→ What is required:
Identify each line below that contains the word "PTKH", and copy it out.

→ Material to process:
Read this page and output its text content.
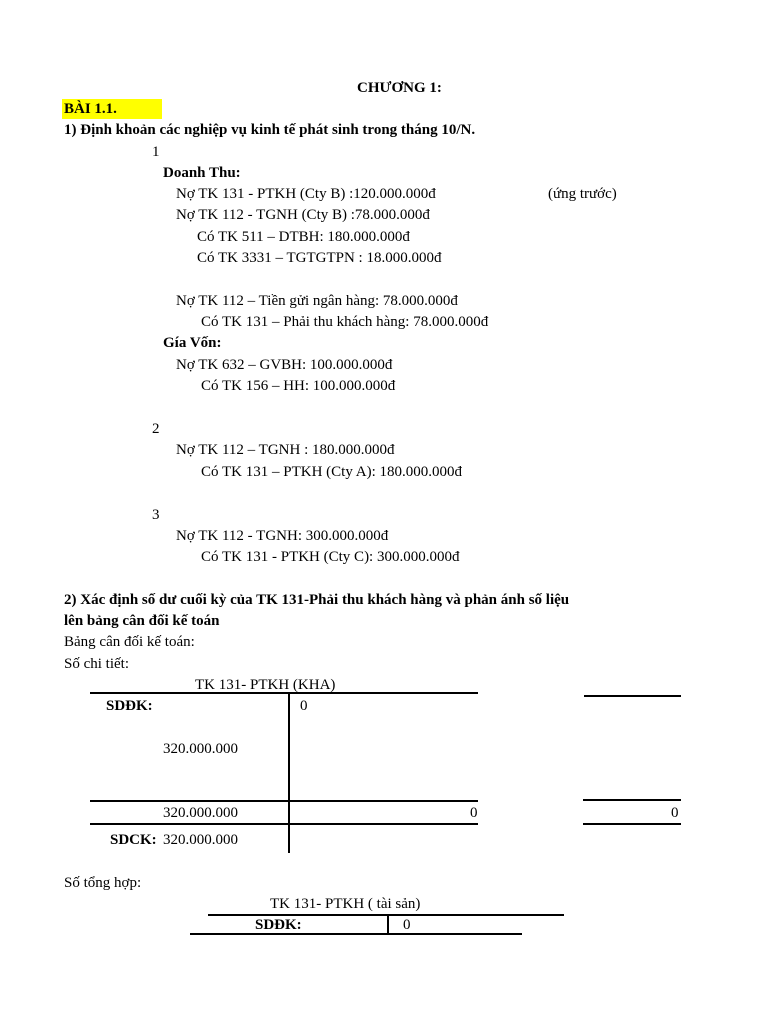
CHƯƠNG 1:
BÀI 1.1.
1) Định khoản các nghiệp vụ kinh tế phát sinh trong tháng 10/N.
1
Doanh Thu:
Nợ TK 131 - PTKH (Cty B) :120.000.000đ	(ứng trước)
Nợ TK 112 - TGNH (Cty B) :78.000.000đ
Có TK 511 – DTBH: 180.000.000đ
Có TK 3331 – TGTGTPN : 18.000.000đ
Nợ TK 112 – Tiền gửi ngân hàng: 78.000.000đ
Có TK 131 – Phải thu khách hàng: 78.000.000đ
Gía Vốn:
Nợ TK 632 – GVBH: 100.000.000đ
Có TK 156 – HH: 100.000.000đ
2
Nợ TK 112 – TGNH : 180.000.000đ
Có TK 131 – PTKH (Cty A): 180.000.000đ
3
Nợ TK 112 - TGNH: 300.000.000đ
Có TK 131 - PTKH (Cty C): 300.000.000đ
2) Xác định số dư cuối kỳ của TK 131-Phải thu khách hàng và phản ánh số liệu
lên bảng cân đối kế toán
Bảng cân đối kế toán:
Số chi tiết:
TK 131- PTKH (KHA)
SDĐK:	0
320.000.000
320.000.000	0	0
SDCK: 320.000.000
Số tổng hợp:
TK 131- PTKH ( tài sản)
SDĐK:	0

→ Written solution:
Nợ TK 131 - PTKH (Cty B) :120.000.000đ	(ứng trước)
Có TK 131 – PTKH (Cty A): 180.000.000đ
Có TK 131 - PTKH (Cty C): 300.000.000đ
TK 131- PTKH (KHA)
TK 131- PTKH ( tài sản)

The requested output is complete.